▸ **Objective**: Output every entry exactly as written, but omit the pictures.

▸ **Collection entries**:
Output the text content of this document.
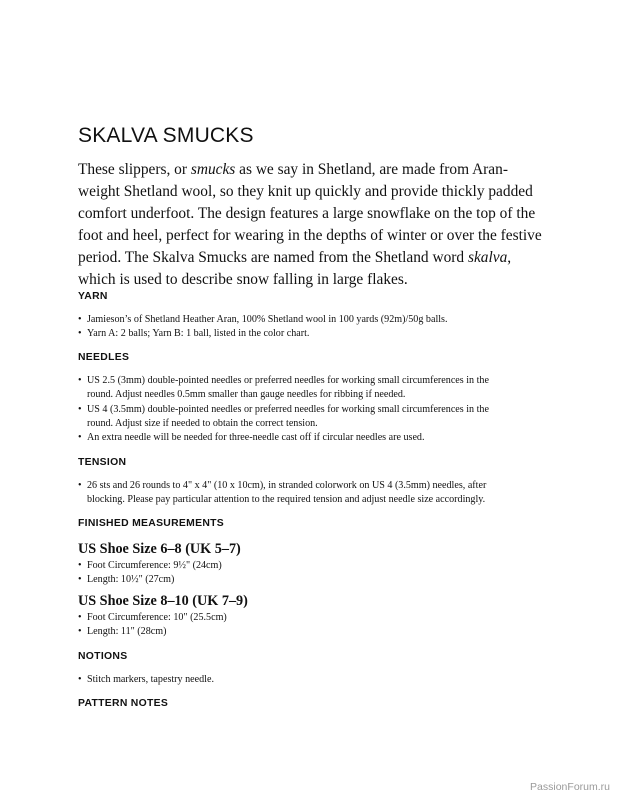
SKALVA SMUCKS

These slippers, or smucks as we say in Shetland, are made from Aran-
weight Shetland wool, so they knit up quickly and provide thickly padded
comfort underfoot. The design features a large snowflake on the top of the
foot and heel, perfect for wearing in the depths of winter or over the festive
period. The Skalva Smucks are named from the Shetland word skalva,
which is used to describe snow falling in large flakes.

YARN
• Jamieson’s of Shetland Heather Aran, 100% Shetland wool in 100 yards (92m)/50g balls.
• Yarn A: 2 balls; Yarn B: 1 ball, listed in the color chart.
NEEDLES
• US 2.5 (3mm) double-pointed needles or preferred needles for working small circumferences in the
round. Adjust needles 0.5mm smaller than gauge needles for ribbing if needed.
• US 4 (3.5mm) double-pointed needles or preferred needles for working small circumferences in the
round. Adjust size if needed to obtain the correct tension.
• An extra needle will be needed for three-needle cast off if circular needles are used.
TENSION
• 26 sts and 26 rounds to 4" x 4" (10 x 10cm), in stranded colorwork on US 4 (3.5mm) needles, after
blocking. Please pay particular attention to the required tension and adjust needle size accordingly.
FINISHED MEASUREMENTS
US Shoe Size 6–8 (UK 5–7)
• Foot Circumference: 9½" (24cm)
• Length: 10½" (27cm)
US Shoe Size 8–10 (UK 7–9)
• Foot Circumference: 10" (25.5cm)
• Length: 11" (28cm)
NOTIONS
• Stitch markers, tapestry needle.
PATTERN NOTES
PassionForum.ru
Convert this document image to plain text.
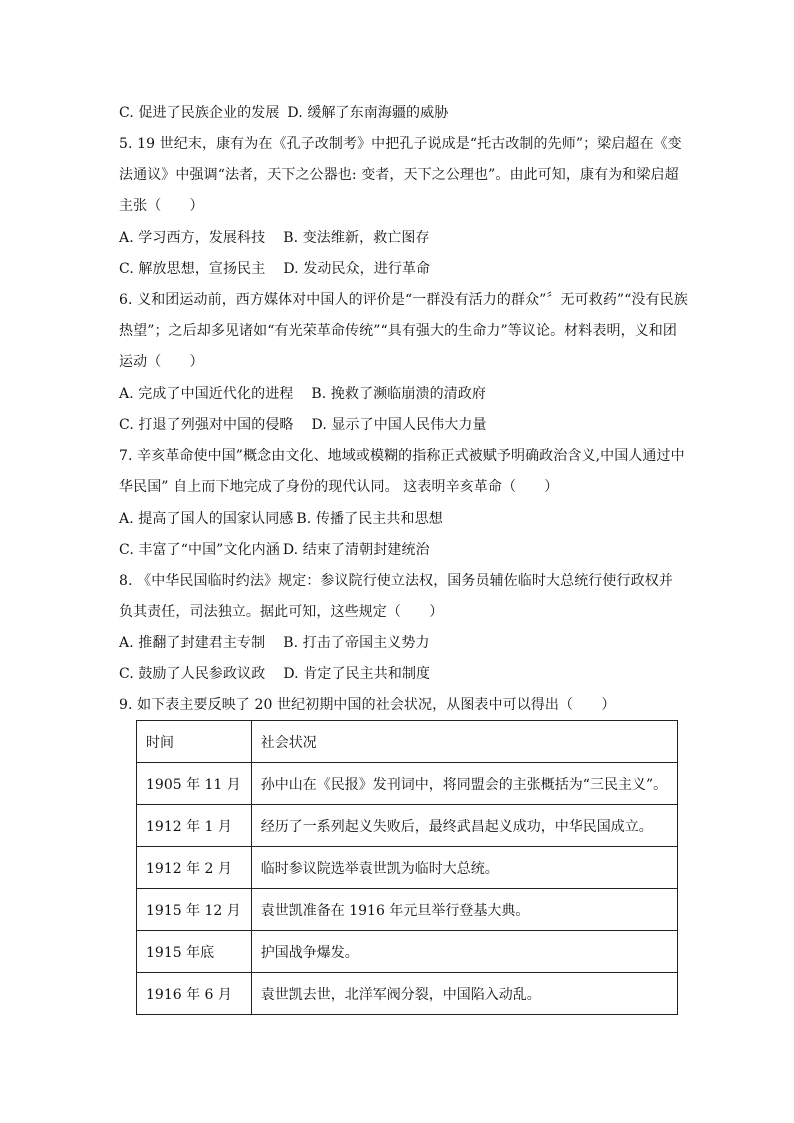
C. 促进了民族企业的发展 D. 缓解了东南海疆的威胁
5. 19 世纪末，康有为在《孔子改制考》中把孔子说成是“托古改制的先师”；梁启超在《变
法通议》中强调“法者，天下之公器也: 变者，天下之公理也”。由此可知，康有为和梁启超
主张（　　）
A. 学习西方，发展科技 B. 变法维新，救亡图存
C. 解放思想，宣扬民主 D. 发动民众，进行革命
6. 义和团运动前，西方媒体对中国人的评价是“一群没有活力的群众”〞无可救药”“没有民族
热望”；之后却多见诸如“有光荣革命传统”“具有强大的生命力”等议论。材料表明，义和团
运动（　　）
A. 完成了中国近代化的进程 B. 挽救了濒临崩溃的清政府
C. 打退了列强对中国的侵略 D. 显示了中国人民伟大力量
7. 辛亥革命使中国”概念由文化、地域或模糊的指称正式被赋予明确政治含义,中国人通过中
华民国” 自上而下地完成了身份的现代认同。 这表明辛亥革命（　　）
A. 提高了国人的国家认同感 B. 传播了民主共和思想
C. 丰富了“中国”文化内涵 D. 结束了清朝封建统治
8. 《中华民国临时约法》规定：参议院行使立法权，国务员辅佐临时大总统行使行政权并
负其责任，司法独立。据此可知，这些规定（　　）
A. 推翻了封建君主专制 B. 打击了帝国主义势力
C. 鼓励了人民参政议政 D. 肯定了民主共和制度
9. 如下表主要反映了 20 世纪初期中国的社会状况，从图表中可以得出（　　）
时间	社会状况
1905 年 11 月	孙中山在《民报》发刊词中，将同盟会的主张概括为“三民主义”。
1912 年 1 月	经历了一系列起义失败后，最终武昌起义成功，中华民国成立。
1912 年 2 月	临时参议院选举袁世凯为临时大总统。
1915 年 12 月	袁世凯准备在 1916 年元旦举行登基大典。
1915 年底	护国战争爆发。
1916 年 6 月	袁世凯去世，北洋军阀分裂，中国陷入动乱。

▸ **Finished task**:
Output the text content of this document.
SKALVA SMUCKS

These slippers, or smucks as we say in Shetland, are made from Aran-
weight Shetland wool, so they knit up quickly and provide thickly padded
comfort underfoot. The design features a large snowflake on the top of the
foot and heel, perfect for wearing in the depths of winter or over the festive
period. The Skalva Smucks are named from the Shetland word skalva,
which is used to describe snow falling in large flakes.

YARN
• Jamieson’s of Shetland Heather Aran, 100% Shetland wool in 100 yards (92m)/50g balls.
• Yarn A: 2 balls; Yarn B: 1 ball, listed in the color chart.
NEEDLES
• US 2.5 (3mm) double-pointed needles or preferred needles for working small circumferences in the
round. Adjust needles 0.5mm smaller than gauge needles for ribbing if needed.
• US 4 (3.5mm) double-pointed needles or preferred needles for working small circumferences in the
round. Adjust size if needed to obtain the correct tension.
• An extra needle will be needed for three-needle cast off if circular needles are used.
TENSION
• 26 sts and 26 rounds to 4" x 4" (10 x 10cm), in stranded colorwork on US 4 (3.5mm) needles, after
blocking. Please pay particular attention to the required tension and adjust needle size accordingly.
FINISHED MEASUREMENTS
US Shoe Size 6–8 (UK 5–7)
• Foot Circumference: 9½" (24cm)
• Length: 10½" (27cm)
US Shoe Size 8–10 (UK 7–9)
• Foot Circumference: 10" (25.5cm)
• Length: 11" (28cm)
NOTIONS
• Stitch markers, tapestry needle.
PATTERN NOTES
PassionForum.ru
Convert this document image to plain text.
C. 促进了民族企业的发展 D. 缓解了东南海疆的威胁
5. 19 世纪末，康有为在《孔子改制考》中把孔子说成是“托古改制的先师”；梁启超在《变
法通议》中强调“法者，天下之公器也: 变者，天下之公理也”。由此可知，康有为和梁启超
主张（　　）
A. 学习西方，发展科技 B. 变法维新，救亡图存
C. 解放思想，宣扬民主 D. 发动民众，进行革命
6. 义和团运动前，西方媒体对中国人的评价是“一群没有活力的群众”〞无可救药”“没有民族
热望”；之后却多见诸如“有光荣革命传统”“具有强大的生命力”等议论。材料表明，义和团
运动（　　）
A. 完成了中国近代化的进程 B. 挽救了濒临崩溃的清政府
C. 打退了列强对中国的侵略 D. 显示了中国人民伟大力量
7. 辛亥革命使中国”概念由文化、地域或模糊的指称正式被赋予明确政治含义,中国人通过中
华民国” 自上而下地完成了身份的现代认同。 这表明辛亥革命（　　）
A. 提高了国人的国家认同感 B. 传播了民主共和思想
C. 丰富了“中国”文化内涵 D. 结束了清朝封建统治
8. 《中华民国临时约法》规定：参议院行使立法权，国务员辅佐临时大总统行使行政权并
负其责任，司法独立。据此可知，这些规定（　　）
A. 推翻了封建君主专制 B. 打击了帝国主义势力
C. 鼓励了人民参政议政 D. 肯定了民主共和制度
9. 如下表主要反映了 20 世纪初期中国的社会状况，从图表中可以得出（　　）
时间	社会状况
1905 年 11 月	孙中山在《民报》发刊词中，将同盟会的主张概括为“三民主义”。
1912 年 1 月	经历了一系列起义失败后，最终武昌起义成功，中华民国成立。
1912 年 2 月	临时参议院选举袁世凯为临时大总统。
1915 年 12 月	袁世凯准备在 1916 年元旦举行登基大典。
1915 年底	护国战争爆发。
1916 年 6 月	袁世凯去世，北洋军阀分裂，中国陷入动乱。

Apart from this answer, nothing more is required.